**Page excerpt**
—————

The Census: What It Is And Why It Is Important
The United Nations Population Fund recommends taking a census at least once every ten years
depositphotos / wayne0216
The United Nations Population Fund recommends taking a census at least once every ten years explaining that the information acquired during the census is essential for “the good governance, policy formulation, development planning, risk reduction, crisis response, social welfare programs and business market analyses”.
In Ukraine, the last census was held in 2001. The next census is planned for 2020, and the trial census has been under way in December 2019. However, the government still has doubts on whether census is needed.
In this article we provide several arguments for the necessity of the census.
What is a census?
A census is the procedure of collecting information about all people living in a country (i.e. the population).
During a census the data is collected about each person’s
- age, gender, education, place of residence, family members;
- her sources of income, how many jobs a person has, whether she has any problems with employment and if yes what those problems are;
- whether a person lives in this place permanently, whether she lived abroad or plans to move to another place in Ukraine or abroad, what are the reasons for relocation (migration data);
- what are this person’s living conditions – the availability of hot and cold running water, WC, electricity, gas, central heating, age of a house etc.
A census allows to obtain detailed information not only about individuals but also about their families (households). For example, from census data we can learn in how many households parents live together with their adult children, how many families have more than two children, what education and occupation each household member has etc.
It is also important that people are surveyed at their places of residence which means that census data is accurate at the level of the smallest villages or towns.
Such data cannot be obtained during sample surveys. Sample surveys always have some error. This error can be very significant at the level of small localities (villages, small towns, amalgamated territorial communes).
Why is a census necessary?
A census is the foundation of representative democracy. For example, the US Constitution stipulates the necessity of Census, and many federal agencies are obliged to use census data for policy development.
Census data are used to define the boundaries of electoral districts, so that each member of parliament represents approximately equal share of population. This issue is very relevant for Ukraine since the next election will most probably be held according to the current voting system (half proportional and half single-mandate districts).
Public funds distribution and territory planning are based on census. The experience of international technical assistance projects that facilitate decentralization shows that in many Ukrainian communes the number of people reported by local administrations is considerably (two times in some places) higher than the numbers provided by the State Statistical Service (SSS).
The SSS estimates are based on the data of 2001 census adjusted by the quantity of births, deaths and registered migration. Obviously this data is inaccurate. The error can be very high. For example, prior to the 2001 census, the estimated population of Ukraine was 49.5 million. The actual number obtained during the census was 48.5 million. This means that the accumulated error since the previous census held in 1989 was 1 million people.
At the same time, local administrations have incentives to overestimate the quantity of people in order to get more subventions for their community. The population census could solve the problem of who is right – the SSS or local authorities.
Сensus is the basis of knowledge about the society and public opinion. In all the sociological surveys you can see the phrase “the survey is based on a representative sample”. The “representative sample” means that from the answers of several hundred or thousand respondents one can make inferences about the entire population of Ukraine (the minimal sample size for all-Ukraine representative sample is 1200). This means that the sample structure in terms of sex, age, regions should correspond to the structure of Ukrainian population known from census. Today representative samples are based on the data of the 2001 census.

—————

**Material supplied**
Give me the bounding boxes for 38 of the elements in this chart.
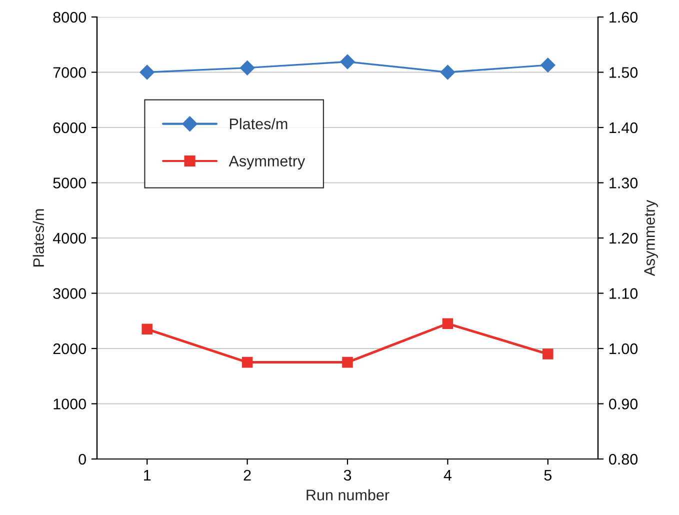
y-tick-label: 0 [78, 454, 86, 465]
x-axis-title: Run number [306, 489, 390, 500]
legend-label: Plates/m [230, 118, 288, 130]
y-tick-label: 1000 [54, 398, 86, 410]
x-tick-label: 5 [544, 470, 552, 481]
y-tick-label: 7000 [53, 67, 86, 78]
point [340, 54, 355, 70]
x-tick-label: 2 [244, 470, 251, 480]
point [440, 64, 456, 80]
y2-tick-label: 0.80 [609, 454, 638, 465]
y-tick-label: 4000 [52, 232, 86, 244]
point [140, 64, 154, 80]
y2-tick-label: 1.60 [610, 12, 638, 23]
y-tick-label: 2000 [53, 343, 86, 354]
point [142, 324, 152, 335]
point [242, 356, 253, 368]
y-tick-label: 5000 [53, 178, 86, 188]
y2-tick-label: 1.00 [610, 343, 638, 354]
y2-tick-label: 1.50 [610, 67, 638, 78]
point [342, 356, 353, 368]
point [240, 60, 255, 76]
y-tick-label: 8000 [53, 12, 86, 23]
y-tick-label: 6000 [53, 122, 86, 134]
x-tick-label: 1 [144, 470, 151, 480]
x-tick-label: 3 [344, 470, 352, 481]
y2-axis-title: Asymmetry [644, 200, 658, 276]
y2-tick-label: 1.10 [610, 288, 638, 299]
point [540, 58, 556, 72]
x-tick-label: 4 [444, 470, 452, 480]
y2-tick-label: 1.30 [610, 178, 638, 188]
y2-tick-label: 1.20 [610, 232, 638, 244]
y-axis-title: Plates/m [32, 209, 44, 266]
legend-label: Asymmetry [228, 156, 306, 170]
y2-tick-label: 0.90 [609, 398, 638, 410]
y2-tick-label: 1.40 [610, 122, 638, 134]
point [442, 318, 454, 330]
y-tick-label: 3000 [53, 288, 86, 299]
point [542, 348, 554, 360]
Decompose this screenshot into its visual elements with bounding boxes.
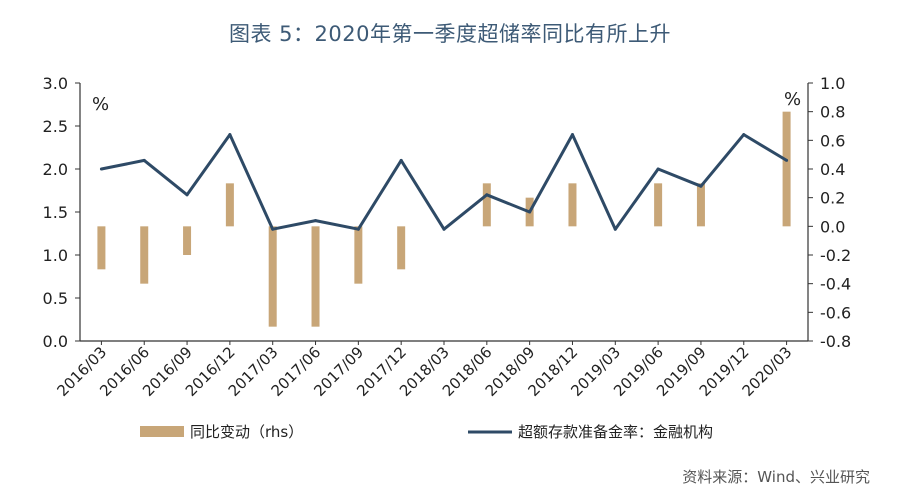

—————

**Your goal**
Copy the stretch of the census article from "A census is the foundation" through "half single-mandate districts)." word for word, as it appears above the listing.

**The completed task**
A census is the foundation of representative democracy. For example, the US Constitution stipulates the necessity of Census, and many federal agencies are obliged to use census data for policy development.
Census data are used to define the boundaries of electoral districts, so that each member of parliament represents approximately equal share of population. This issue is very relevant for Ukraine since the next election will most probably be held according to the current voting system (half proportional and half single-mandate districts).